* Records shown *
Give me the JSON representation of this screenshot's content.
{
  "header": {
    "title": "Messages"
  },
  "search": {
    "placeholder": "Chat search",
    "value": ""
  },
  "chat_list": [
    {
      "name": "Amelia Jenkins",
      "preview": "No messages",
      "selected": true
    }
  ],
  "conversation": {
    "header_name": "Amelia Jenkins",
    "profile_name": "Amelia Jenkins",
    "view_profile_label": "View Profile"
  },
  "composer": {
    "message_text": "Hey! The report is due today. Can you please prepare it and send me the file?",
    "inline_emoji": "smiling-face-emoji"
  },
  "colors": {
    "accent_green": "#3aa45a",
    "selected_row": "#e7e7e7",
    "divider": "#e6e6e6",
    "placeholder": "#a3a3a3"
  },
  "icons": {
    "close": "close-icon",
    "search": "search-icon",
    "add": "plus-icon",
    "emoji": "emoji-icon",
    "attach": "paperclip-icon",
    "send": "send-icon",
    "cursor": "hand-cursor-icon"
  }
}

* Exercise brief *
In the material above, find the lines that contain "placeholder" and show them.

* Task result *
    "placeholder": "Chat search",
    "placeholder": "#a3a3a3"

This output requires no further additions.